### Materials provided

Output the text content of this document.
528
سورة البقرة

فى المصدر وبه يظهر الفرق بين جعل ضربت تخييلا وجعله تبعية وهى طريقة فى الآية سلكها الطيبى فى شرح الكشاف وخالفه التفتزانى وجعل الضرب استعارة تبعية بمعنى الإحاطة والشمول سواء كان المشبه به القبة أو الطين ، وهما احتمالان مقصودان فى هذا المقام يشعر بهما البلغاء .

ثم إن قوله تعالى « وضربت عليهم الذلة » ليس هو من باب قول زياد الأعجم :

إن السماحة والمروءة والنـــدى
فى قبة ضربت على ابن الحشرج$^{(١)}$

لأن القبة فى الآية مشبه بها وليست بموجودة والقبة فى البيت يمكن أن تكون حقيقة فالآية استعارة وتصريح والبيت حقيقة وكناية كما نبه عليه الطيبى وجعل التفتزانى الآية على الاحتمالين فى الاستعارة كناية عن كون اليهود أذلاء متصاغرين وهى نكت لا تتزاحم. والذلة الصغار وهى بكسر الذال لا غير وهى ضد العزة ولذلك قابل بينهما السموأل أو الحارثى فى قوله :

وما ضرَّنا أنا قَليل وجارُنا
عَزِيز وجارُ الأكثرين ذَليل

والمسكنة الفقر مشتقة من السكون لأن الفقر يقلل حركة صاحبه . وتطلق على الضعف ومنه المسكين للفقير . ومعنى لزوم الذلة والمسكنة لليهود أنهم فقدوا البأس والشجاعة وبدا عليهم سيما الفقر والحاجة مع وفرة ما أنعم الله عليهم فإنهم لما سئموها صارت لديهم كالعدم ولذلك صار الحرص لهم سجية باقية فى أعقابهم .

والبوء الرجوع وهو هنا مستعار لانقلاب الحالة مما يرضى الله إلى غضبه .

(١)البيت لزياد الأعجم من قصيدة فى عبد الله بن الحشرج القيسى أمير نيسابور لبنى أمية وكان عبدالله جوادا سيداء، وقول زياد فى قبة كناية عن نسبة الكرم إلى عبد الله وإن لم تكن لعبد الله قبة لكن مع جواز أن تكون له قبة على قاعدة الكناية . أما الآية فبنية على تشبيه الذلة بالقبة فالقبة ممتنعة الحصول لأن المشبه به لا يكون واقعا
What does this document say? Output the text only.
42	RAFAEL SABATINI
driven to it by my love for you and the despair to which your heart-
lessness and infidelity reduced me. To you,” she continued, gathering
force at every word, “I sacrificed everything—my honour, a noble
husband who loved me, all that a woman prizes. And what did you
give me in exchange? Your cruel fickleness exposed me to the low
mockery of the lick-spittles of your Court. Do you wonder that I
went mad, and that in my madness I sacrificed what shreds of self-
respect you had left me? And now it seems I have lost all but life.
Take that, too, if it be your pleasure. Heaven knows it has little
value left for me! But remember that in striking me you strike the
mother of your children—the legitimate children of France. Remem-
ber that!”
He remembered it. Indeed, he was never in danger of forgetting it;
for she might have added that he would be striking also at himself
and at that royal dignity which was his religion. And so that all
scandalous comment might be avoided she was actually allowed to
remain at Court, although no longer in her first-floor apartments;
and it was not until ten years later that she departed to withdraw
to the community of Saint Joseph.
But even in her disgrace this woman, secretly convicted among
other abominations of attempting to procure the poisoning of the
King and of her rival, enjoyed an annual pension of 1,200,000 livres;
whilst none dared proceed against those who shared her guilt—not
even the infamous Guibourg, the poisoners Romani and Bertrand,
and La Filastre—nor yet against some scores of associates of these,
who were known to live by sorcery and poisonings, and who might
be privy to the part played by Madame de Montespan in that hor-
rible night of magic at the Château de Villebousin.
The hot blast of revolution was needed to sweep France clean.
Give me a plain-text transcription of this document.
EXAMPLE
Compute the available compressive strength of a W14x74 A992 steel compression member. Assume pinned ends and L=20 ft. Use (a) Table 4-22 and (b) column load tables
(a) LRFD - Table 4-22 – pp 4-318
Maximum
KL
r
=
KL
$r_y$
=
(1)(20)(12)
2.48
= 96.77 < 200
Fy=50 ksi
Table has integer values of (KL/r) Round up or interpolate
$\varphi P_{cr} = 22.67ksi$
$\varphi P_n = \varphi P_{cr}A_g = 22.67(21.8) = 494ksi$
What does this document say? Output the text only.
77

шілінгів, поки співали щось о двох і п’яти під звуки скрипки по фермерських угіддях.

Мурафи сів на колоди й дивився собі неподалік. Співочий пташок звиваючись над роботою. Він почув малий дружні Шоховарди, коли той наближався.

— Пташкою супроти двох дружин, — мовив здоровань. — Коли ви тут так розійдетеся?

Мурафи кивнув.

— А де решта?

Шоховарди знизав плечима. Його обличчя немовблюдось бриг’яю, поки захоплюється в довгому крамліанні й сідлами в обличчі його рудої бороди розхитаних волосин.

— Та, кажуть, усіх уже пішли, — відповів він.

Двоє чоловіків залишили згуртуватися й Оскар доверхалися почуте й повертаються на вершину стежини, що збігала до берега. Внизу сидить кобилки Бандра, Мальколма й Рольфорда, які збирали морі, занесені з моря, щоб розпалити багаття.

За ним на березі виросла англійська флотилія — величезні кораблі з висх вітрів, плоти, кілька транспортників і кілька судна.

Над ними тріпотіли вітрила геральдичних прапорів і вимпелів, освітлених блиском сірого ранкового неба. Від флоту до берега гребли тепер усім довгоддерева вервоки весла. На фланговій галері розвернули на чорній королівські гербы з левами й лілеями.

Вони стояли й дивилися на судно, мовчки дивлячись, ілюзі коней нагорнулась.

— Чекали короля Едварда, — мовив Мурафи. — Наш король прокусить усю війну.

######

What the task requires: Retype the listing above in full, with no alterations.

Answer to this exercise:
Output the text content of this document.
528
سورة البقرة

فى المصدر وبه يظهر الفرق بين جعل ضربت تخييلا وجعله تبعية وهى طريقة فى الآية سلكها الطيبى فى شرح الكشاف وخالفه التفتزانى وجعل الضرب استعارة تبعية بمعنى الإحاطة والشمول سواء كان المشبه به القبة أو الطين ، وهما احتمالان مقصودان فى هذا المقام يشعر بهما البلغاء .

ثم إن قوله تعالى « وضربت عليهم الذلة » ليس هو من باب قول زياد الأعجم :

إن السماحة والمروءة والنـــدى
فى قبة ضربت على ابن الحشرج$^{(١)}$

لأن القبة فى الآية مشبه بها وليست بموجودة والقبة فى البيت يمكن أن تكون حقيقة فالآية استعارة وتصريح والبيت حقيقة وكناية كما نبه عليه الطيبى وجعل التفتزانى الآية على الاحتمالين فى الاستعارة كناية عن كون اليهود أذلاء متصاغرين وهى نكت لا تتزاحم. والذلة الصغار وهى بكسر الذال لا غير وهى ضد العزة ولذلك قابل بينهما السموأل أو الحارثى فى قوله :

وما ضرَّنا أنا قَليل وجارُنا
عَزِيز وجارُ الأكثرين ذَليل

والمسكنة الفقر مشتقة من السكون لأن الفقر يقلل حركة صاحبه . وتطلق على الضعف ومنه المسكين للفقير . ومعنى لزوم الذلة والمسكنة لليهود أنهم فقدوا البأس والشجاعة وبدا عليهم سيما الفقر والحاجة مع وفرة ما أنعم الله عليهم فإنهم لما سئموها صارت لديهم كالعدم ولذلك صار الحرص لهم سجية باقية فى أعقابهم .

والبوء الرجوع وهو هنا مستعار لانقلاب الحالة مما يرضى الله إلى غضبه .

(١)البيت لزياد الأعجم من قصيدة فى عبد الله بن الحشرج القيسى أمير نيسابور لبنى أمية وكان عبدالله جوادا سيداء، وقول زياد فى قبة كناية عن نسبة الكرم إلى عبد الله وإن لم تكن لعبد الله قبة لكن مع جواز أن تكون له قبة على قاعدة الكناية . أما الآية فبنية على تشبيه الذلة بالقبة فالقبة ممتنعة الحصول لأن المشبه به لا يكون واقعا
What does this document say? Output the text only.
42	RAFAEL SABATINI
driven to it by my love for you and the despair to which your heart-
lessness and infidelity reduced me. To you,” she continued, gathering
force at every word, “I sacrificed everything—my honour, a noble
husband who loved me, all that a woman prizes. And what did you
give me in exchange? Your cruel fickleness exposed me to the low
mockery of the lick-spittles of your Court. Do you wonder that I
went mad, and that in my madness I sacrificed what shreds of self-
respect you had left me? And now it seems I have lost all but life.
Take that, too, if it be your pleasure. Heaven knows it has little
value left for me! But remember that in striking me you strike the
mother of your children—the legitimate children of France. Remem-
ber that!”
He remembered it. Indeed, he was never in danger of forgetting it;
for she might have added that he would be striking also at himself
and at that royal dignity which was his religion. And so that all
scandalous comment might be avoided she was actually allowed to
remain at Court, although no longer in her first-floor apartments;
and it was not until ten years later that she departed to withdraw
to the community of Saint Joseph.
But even in her disgrace this woman, secretly convicted among
other abominations of attempting to procure the poisoning of the
King and of her rival, enjoyed an annual pension of 1,200,000 livres;
whilst none dared proceed against those who shared her guilt—not
even the infamous Guibourg, the poisoners Romani and Bertrand,
and La Filastre—nor yet against some scores of associates of these,
who were known to live by sorcery and poisonings, and who might
be privy to the part played by Madame de Montespan in that hor-
rible night of magic at the Château de Villebousin.
The hot blast of revolution was needed to sweep France clean.
Give me a plain-text transcription of this document.
EXAMPLE
Compute the available compressive strength of a W14x74 A992 steel compression member. Assume pinned ends and L=20 ft. Use (a) Table 4-22 and (b) column load tables
(a) LRFD - Table 4-22 – pp 4-318
Maximum
KL
r
=
KL
$r_y$
=
(1)(20)(12)
2.48
= 96.77 < 200
Fy=50 ksi
Table has integer values of (KL/r) Round up or interpolate
$\varphi P_{cr} = 22.67ksi$
$\varphi P_n = \varphi P_{cr}A_g = 22.67(21.8) = 494ksi$
What does this document say? Output the text only.
77

шілінгів, поки співали щось о двох і п’яти під звуки скрипки по фермерських угіддях.

Мурафи сів на колоди й дивився собі неподалік. Співочий пташок звиваючись над роботою. Він почув малий дружні Шоховарди, коли той наближався.

— Пташкою супроти двох дружин, — мовив здоровань. — Коли ви тут так розійдетеся?

Мурафи кивнув.

— А де решта?

Шоховарди знизав плечима. Його обличчя немовблюдось бриг’яю, поки захоплюється в довгому крамліанні й сідлами в обличчі його рудої бороди розхитаних волосин.

— Та, кажуть, усіх уже пішли, — відповів він.

Двоє чоловіків залишили згуртуватися й Оскар доверхалися почуте й повертаються на вершину стежини, що збігала до берега. Внизу сидить кобилки Бандра, Мальколма й Рольфорда, які збирали морі, занесені з моря, щоб розпалити багаття.

За ним на березі виросла англійська флотилія — величезні кораблі з висх вітрів, плоти, кілька транспортників і кілька судна.

Над ними тріпотіли вітрила геральдичних прапорів і вимпелів, освітлених блиском сірого ранкового неба. Від флоту до берега гребли тепер усім довгоддерева вервоки весла. На фланговій галері розвернули на чорній королівські гербы з левами й лілеями.

Вони стояли й дивилися на судно, мовчки дивлячись, ілюзі коней нагорнулась.

— Чекали короля Едварда, — мовив Мурафи. — Наш король прокусить усю війну.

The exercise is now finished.